══ INPUT RECORDS

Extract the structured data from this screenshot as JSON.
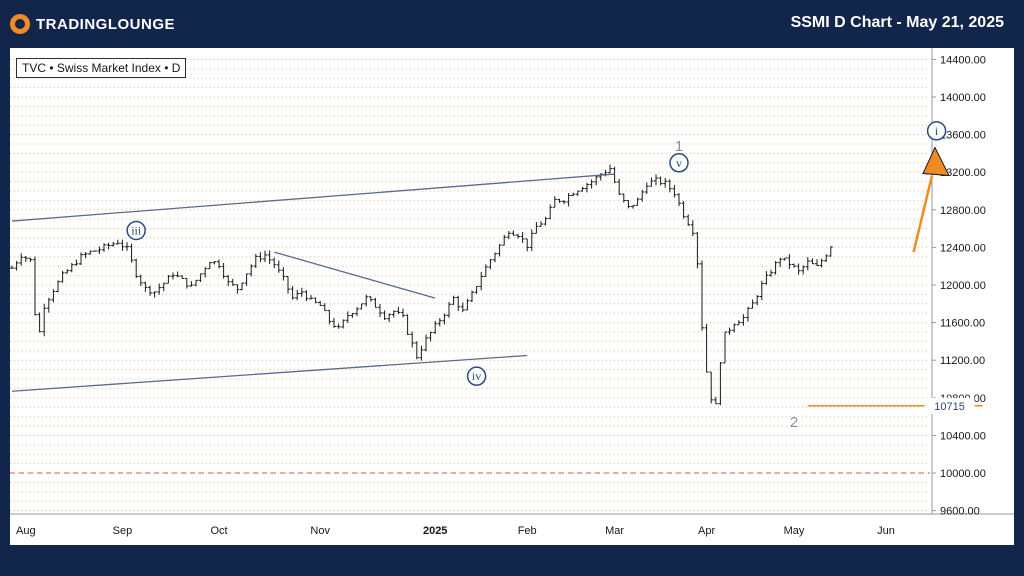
{
  "header": {
    "brand": "TRADINGLOUNGE",
    "title": "SSMI D Chart - May 21, 2025"
  },
  "symbol_label": "TVC • Swiss Market Index • D",
  "chart_data": {
    "type": "bar",
    "subtype": "ohlc",
    "ylim": [
      9500,
      14500
    ],
    "grid": true,
    "price_ticks": [
      "14400.00",
      "14000.00",
      "13600.00",
      "13200.00",
      "12800.00",
      "12400.00",
      "12000.00",
      "11600.00",
      "11200.00",
      "10800.00",
      "10400.00",
      "10000.00",
      "9600.00"
    ],
    "time_ticks": [
      "Aug",
      "Sep",
      "Oct",
      "Nov",
      "2025",
      "Feb",
      "Mar",
      "Apr",
      "May",
      "Jun"
    ],
    "x_index_ticks": [
      3,
      24,
      45,
      67,
      92,
      112,
      131,
      151,
      170,
      190
    ],
    "price_series": [
      [
        0,
        12180
      ],
      [
        2,
        12320
      ],
      [
        4,
        12260
      ],
      [
        5,
        11700
      ],
      [
        6,
        11500
      ],
      [
        7,
        11780
      ],
      [
        9,
        11950
      ],
      [
        11,
        12100
      ],
      [
        13,
        12200
      ],
      [
        15,
        12300
      ],
      [
        17,
        12350
      ],
      [
        19,
        12380
      ],
      [
        21,
        12420
      ],
      [
        23,
        12460
      ],
      [
        25,
        12380
      ],
      [
        27,
        12120
      ],
      [
        29,
        11960
      ],
      [
        31,
        11930
      ],
      [
        33,
        12020
      ],
      [
        35,
        12120
      ],
      [
        37,
        12050
      ],
      [
        39,
        11980
      ],
      [
        41,
        12120
      ],
      [
        43,
        12260
      ],
      [
        45,
        12220
      ],
      [
        47,
        12020
      ],
      [
        49,
        11960
      ],
      [
        51,
        12130
      ],
      [
        53,
        12280
      ],
      [
        55,
        12320
      ],
      [
        57,
        12220
      ],
      [
        59,
        12060
      ],
      [
        61,
        11860
      ],
      [
        63,
        11930
      ],
      [
        65,
        11830
      ],
      [
        67,
        11780
      ],
      [
        69,
        11620
      ],
      [
        71,
        11530
      ],
      [
        73,
        11680
      ],
      [
        75,
        11760
      ],
      [
        77,
        11860
      ],
      [
        79,
        11780
      ],
      [
        81,
        11670
      ],
      [
        83,
        11720
      ],
      [
        85,
        11650
      ],
      [
        86,
        11500
      ],
      [
        88,
        11240
      ],
      [
        90,
        11420
      ],
      [
        92,
        11560
      ],
      [
        94,
        11700
      ],
      [
        96,
        11860
      ],
      [
        98,
        11720
      ],
      [
        100,
        11900
      ],
      [
        102,
        12100
      ],
      [
        104,
        12270
      ],
      [
        106,
        12420
      ],
      [
        108,
        12580
      ],
      [
        110,
        12540
      ],
      [
        112,
        12420
      ],
      [
        114,
        12620
      ],
      [
        116,
        12700
      ],
      [
        118,
        12900
      ],
      [
        120,
        12910
      ],
      [
        122,
        12990
      ],
      [
        124,
        13050
      ],
      [
        126,
        13100
      ],
      [
        128,
        13180
      ],
      [
        130,
        13240
      ],
      [
        132,
        12950
      ],
      [
        134,
        12820
      ],
      [
        136,
        12900
      ],
      [
        138,
        13080
      ],
      [
        140,
        13110
      ],
      [
        142,
        13080
      ],
      [
        144,
        12980
      ],
      [
        146,
        12750
      ],
      [
        148,
        12580
      ],
      [
        149,
        12240
      ],
      [
        150,
        11560
      ],
      [
        151,
        11080
      ],
      [
        152,
        10800
      ],
      [
        153,
        10715
      ],
      [
        154,
        11200
      ],
      [
        155,
        11470
      ],
      [
        157,
        11600
      ],
      [
        159,
        11650
      ],
      [
        161,
        11800
      ],
      [
        163,
        12000
      ],
      [
        165,
        12150
      ],
      [
        167,
        12290
      ],
      [
        169,
        12230
      ],
      [
        171,
        12140
      ],
      [
        173,
        12240
      ],
      [
        175,
        12190
      ],
      [
        177,
        12330
      ],
      [
        178,
        12420
      ]
    ],
    "trendlines": [
      {
        "from": [
          0,
          12680
        ],
        "to": [
          131,
          13180
        ]
      },
      {
        "from": [
          0,
          10870
        ],
        "to": [
          112,
          11250
        ]
      },
      {
        "from": [
          57,
          12350
        ],
        "to": [
          92,
          11860
        ]
      }
    ],
    "wave_labels": [
      {
        "text": "iii",
        "x": 27,
        "y": 12580,
        "circled": true
      },
      {
        "text": "iv",
        "x": 101,
        "y": 11030,
        "circled": true
      },
      {
        "text": "v",
        "x": 145,
        "y": 13300,
        "circled": true
      },
      {
        "text": "1",
        "x": 145,
        "y": 13480,
        "circled": false
      },
      {
        "text": "2",
        "x": 170,
        "y": 10540,
        "circled": false
      },
      {
        "text": "i",
        "x": 201,
        "y": 13640,
        "circled": true
      }
    ],
    "projection_arrow": {
      "from": [
        196,
        12350
      ],
      "to": [
        200,
        13250
      ]
    },
    "support_level": {
      "value": 10715,
      "label": "10715",
      "x_from": 173,
      "x_to": 211
    },
    "dashed_level": 10000
  }
}
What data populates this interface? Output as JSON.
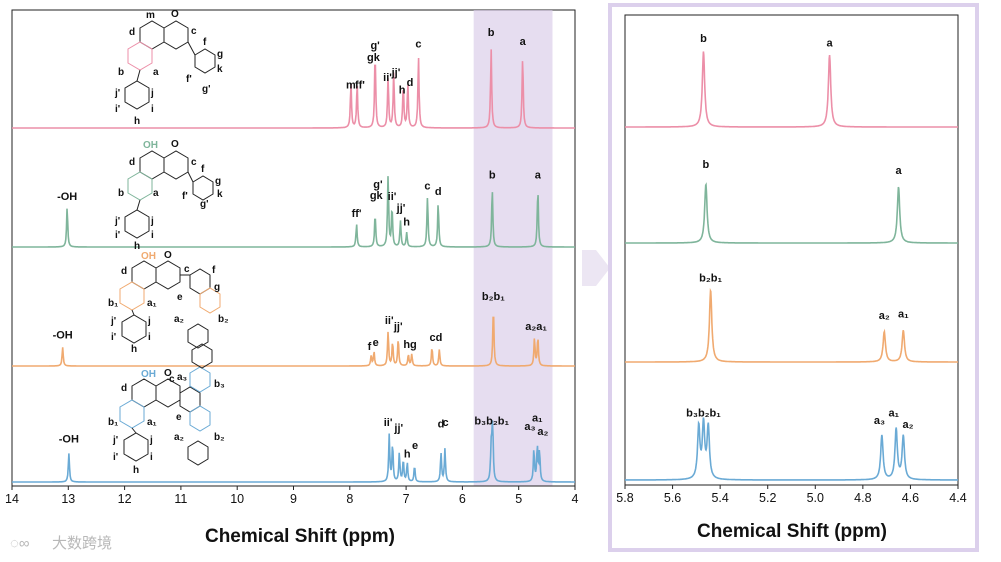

════

GIVEN PROBLEM >>
Go through the material and select each line with the string "text" in it.

TASK SOLUTION >>
        "text": "iii",
        "text": "iv",
        "text": "v",
        "text": "1",
        "text": "2",
        "text": "i",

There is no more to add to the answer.